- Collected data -
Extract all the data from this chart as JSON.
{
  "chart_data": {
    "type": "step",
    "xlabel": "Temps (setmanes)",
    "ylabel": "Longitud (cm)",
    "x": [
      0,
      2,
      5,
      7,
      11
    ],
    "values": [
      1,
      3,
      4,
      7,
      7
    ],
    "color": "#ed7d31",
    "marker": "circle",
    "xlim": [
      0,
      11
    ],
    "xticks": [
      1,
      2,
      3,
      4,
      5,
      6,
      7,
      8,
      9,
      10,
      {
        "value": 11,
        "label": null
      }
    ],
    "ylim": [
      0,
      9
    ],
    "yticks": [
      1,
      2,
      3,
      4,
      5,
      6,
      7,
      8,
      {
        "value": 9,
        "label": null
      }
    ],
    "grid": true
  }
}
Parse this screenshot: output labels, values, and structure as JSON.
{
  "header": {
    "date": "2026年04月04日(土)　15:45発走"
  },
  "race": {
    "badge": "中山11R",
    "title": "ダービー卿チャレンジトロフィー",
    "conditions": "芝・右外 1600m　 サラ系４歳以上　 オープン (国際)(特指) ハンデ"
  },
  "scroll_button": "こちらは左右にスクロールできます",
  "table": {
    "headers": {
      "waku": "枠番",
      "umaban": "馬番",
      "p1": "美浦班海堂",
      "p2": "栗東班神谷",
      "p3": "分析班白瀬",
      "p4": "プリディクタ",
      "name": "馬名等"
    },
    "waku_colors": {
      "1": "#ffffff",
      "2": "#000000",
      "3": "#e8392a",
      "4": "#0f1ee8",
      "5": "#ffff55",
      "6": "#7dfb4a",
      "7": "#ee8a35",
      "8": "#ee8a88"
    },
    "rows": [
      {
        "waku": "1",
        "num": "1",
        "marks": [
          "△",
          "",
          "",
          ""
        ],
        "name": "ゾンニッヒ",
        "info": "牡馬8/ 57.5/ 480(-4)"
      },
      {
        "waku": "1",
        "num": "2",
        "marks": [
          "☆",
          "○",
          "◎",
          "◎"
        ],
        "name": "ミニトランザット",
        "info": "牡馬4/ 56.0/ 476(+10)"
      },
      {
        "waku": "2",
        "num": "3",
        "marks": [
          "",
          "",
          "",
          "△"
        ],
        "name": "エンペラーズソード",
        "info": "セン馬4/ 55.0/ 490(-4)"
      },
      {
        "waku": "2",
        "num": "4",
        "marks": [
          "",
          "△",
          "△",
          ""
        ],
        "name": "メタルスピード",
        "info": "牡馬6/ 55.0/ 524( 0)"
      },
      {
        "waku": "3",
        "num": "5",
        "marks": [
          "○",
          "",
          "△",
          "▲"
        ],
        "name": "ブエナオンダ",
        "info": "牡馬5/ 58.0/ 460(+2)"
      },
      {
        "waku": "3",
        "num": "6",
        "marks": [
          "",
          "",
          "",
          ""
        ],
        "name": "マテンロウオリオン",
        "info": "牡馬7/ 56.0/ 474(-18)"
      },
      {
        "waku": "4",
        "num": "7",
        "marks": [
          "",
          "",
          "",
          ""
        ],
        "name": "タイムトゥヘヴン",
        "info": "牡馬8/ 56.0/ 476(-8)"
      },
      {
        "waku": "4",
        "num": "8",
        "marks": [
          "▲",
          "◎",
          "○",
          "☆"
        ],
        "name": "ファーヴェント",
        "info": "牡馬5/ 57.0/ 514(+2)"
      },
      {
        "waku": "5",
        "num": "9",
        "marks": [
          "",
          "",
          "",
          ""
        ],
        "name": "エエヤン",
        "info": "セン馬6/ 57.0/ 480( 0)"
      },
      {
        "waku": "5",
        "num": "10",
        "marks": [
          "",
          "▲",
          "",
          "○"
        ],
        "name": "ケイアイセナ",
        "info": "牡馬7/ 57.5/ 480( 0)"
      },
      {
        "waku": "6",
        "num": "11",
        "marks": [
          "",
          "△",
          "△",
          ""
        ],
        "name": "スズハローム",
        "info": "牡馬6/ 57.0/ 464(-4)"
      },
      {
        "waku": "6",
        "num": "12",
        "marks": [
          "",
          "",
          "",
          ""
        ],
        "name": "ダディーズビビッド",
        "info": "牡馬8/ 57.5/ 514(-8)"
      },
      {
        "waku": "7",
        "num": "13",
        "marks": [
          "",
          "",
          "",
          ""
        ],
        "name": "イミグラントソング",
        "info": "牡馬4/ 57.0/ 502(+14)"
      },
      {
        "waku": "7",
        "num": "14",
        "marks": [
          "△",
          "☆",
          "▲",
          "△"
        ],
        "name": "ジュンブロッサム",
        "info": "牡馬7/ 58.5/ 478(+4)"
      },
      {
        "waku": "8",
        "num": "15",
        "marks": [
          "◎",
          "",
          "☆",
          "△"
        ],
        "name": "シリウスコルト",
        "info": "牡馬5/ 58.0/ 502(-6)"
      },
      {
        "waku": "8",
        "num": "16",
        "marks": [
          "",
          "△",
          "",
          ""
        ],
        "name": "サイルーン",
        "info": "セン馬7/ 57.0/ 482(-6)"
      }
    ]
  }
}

- Problem requirements -
Write out every record verbatim.

- Solution for this exercise -
Extract all the data from this chart as JSON.
{
  "chart_data": {
    "type": "step",
    "xlabel": "Temps (setmanes)",
    "ylabel": "Longitud (cm)",
    "x": [
      0,
      2,
      5,
      7,
      11
    ],
    "values": [
      1,
      3,
      4,
      7,
      7
    ],
    "color": "#ed7d31",
    "marker": "circle",
    "xlim": [
      0,
      11
    ],
    "xticks": [
      1,
      2,
      3,
      4,
      5,
      6,
      7,
      8,
      9,
      10,
      {
        "value": 11,
        "label": null
      }
    ],
    "ylim": [
      0,
      9
    ],
    "yticks": [
      1,
      2,
      3,
      4,
      5,
      6,
      7,
      8,
      {
        "value": 9,
        "label": null
      }
    ],
    "grid": true
  }
}
Parse this screenshot: output labels, values, and structure as JSON.
{
  "header": {
    "date": "2026年04月04日(土)　15:45発走"
  },
  "race": {
    "badge": "中山11R",
    "title": "ダービー卿チャレンジトロフィー",
    "conditions": "芝・右外 1600m　 サラ系４歳以上　 オープン (国際)(特指) ハンデ"
  },
  "scroll_button": "こちらは左右にスクロールできます",
  "table": {
    "headers": {
      "waku": "枠番",
      "umaban": "馬番",
      "p1": "美浦班海堂",
      "p2": "栗東班神谷",
      "p3": "分析班白瀬",
      "p4": "プリディクタ",
      "name": "馬名等"
    },
    "waku_colors": {
      "1": "#ffffff",
      "2": "#000000",
      "3": "#e8392a",
      "4": "#0f1ee8",
      "5": "#ffff55",
      "6": "#7dfb4a",
      "7": "#ee8a35",
      "8": "#ee8a88"
    },
    "rows": [
      {
        "waku": "1",
        "num": "1",
        "marks": [
          "△",
          "",
          "",
          ""
        ],
        "name": "ゾンニッヒ",
        "info": "牡馬8/ 57.5/ 480(-4)"
      },
      {
        "waku": "1",
        "num": "2",
        "marks": [
          "☆",
          "○",
          "◎",
          "◎"
        ],
        "name": "ミニトランザット",
        "info": "牡馬4/ 56.0/ 476(+10)"
      },
      {
        "waku": "2",
        "num": "3",
        "marks": [
          "",
          "",
          "",
          "△"
        ],
        "name": "エンペラーズソード",
        "info": "セン馬4/ 55.0/ 490(-4)"
      },
      {
        "waku": "2",
        "num": "4",
        "marks": [
          "",
          "△",
          "△",
          ""
        ],
        "name": "メタルスピード",
        "info": "牡馬6/ 55.0/ 524( 0)"
      },
      {
        "waku": "3",
        "num": "5",
        "marks": [
          "○",
          "",
          "△",
          "▲"
        ],
        "name": "ブエナオンダ",
        "info": "牡馬5/ 58.0/ 460(+2)"
      },
      {
        "waku": "3",
        "num": "6",
        "marks": [
          "",
          "",
          "",
          ""
        ],
        "name": "マテンロウオリオン",
        "info": "牡馬7/ 56.0/ 474(-18)"
      },
      {
        "waku": "4",
        "num": "7",
        "marks": [
          "",
          "",
          "",
          ""
        ],
        "name": "タイムトゥヘヴン",
        "info": "牡馬8/ 56.0/ 476(-8)"
      },
      {
        "waku": "4",
        "num": "8",
        "marks": [
          "▲",
          "◎",
          "○",
          "☆"
        ],
        "name": "ファーヴェント",
        "info": "牡馬5/ 57.0/ 514(+2)"
      },
      {
        "waku": "5",
        "num": "9",
        "marks": [
          "",
          "",
          "",
          ""
        ],
        "name": "エエヤン",
        "info": "セン馬6/ 57.0/ 480( 0)"
      },
      {
        "waku": "5",
        "num": "10",
        "marks": [
          "",
          "▲",
          "",
          "○"
        ],
        "name": "ケイアイセナ",
        "info": "牡馬7/ 57.5/ 480( 0)"
      },
      {
        "waku": "6",
        "num": "11",
        "marks": [
          "",
          "△",
          "△",
          ""
        ],
        "name": "スズハローム",
        "info": "牡馬6/ 57.0/ 464(-4)"
      },
      {
        "waku": "6",
        "num": "12",
        "marks": [
          "",
          "",
          "",
          ""
        ],
        "name": "ダディーズビビッド",
        "info": "牡馬8/ 57.5/ 514(-8)"
      },
      {
        "waku": "7",
        "num": "13",
        "marks": [
          "",
          "",
          "",
          ""
        ],
        "name": "イミグラントソング",
        "info": "牡馬4/ 57.0/ 502(+14)"
      },
      {
        "waku": "7",
        "num": "14",
        "marks": [
          "△",
          "☆",
          "▲",
          "△"
        ],
        "name": "ジュンブロッサム",
        "info": "牡馬7/ 58.5/ 478(+4)"
      },
      {
        "waku": "8",
        "num": "15",
        "marks": [
          "◎",
          "",
          "☆",
          "△"
        ],
        "name": "シリウスコルト",
        "info": "牡馬5/ 58.0/ 502(-6)"
      },
      {
        "waku": "8",
        "num": "16",
        "marks": [
          "",
          "△",
          "",
          ""
        ],
        "name": "サイルーン",
        "info": "セン馬7/ 57.0/ 482(-6)"
      }
    ]
  }
}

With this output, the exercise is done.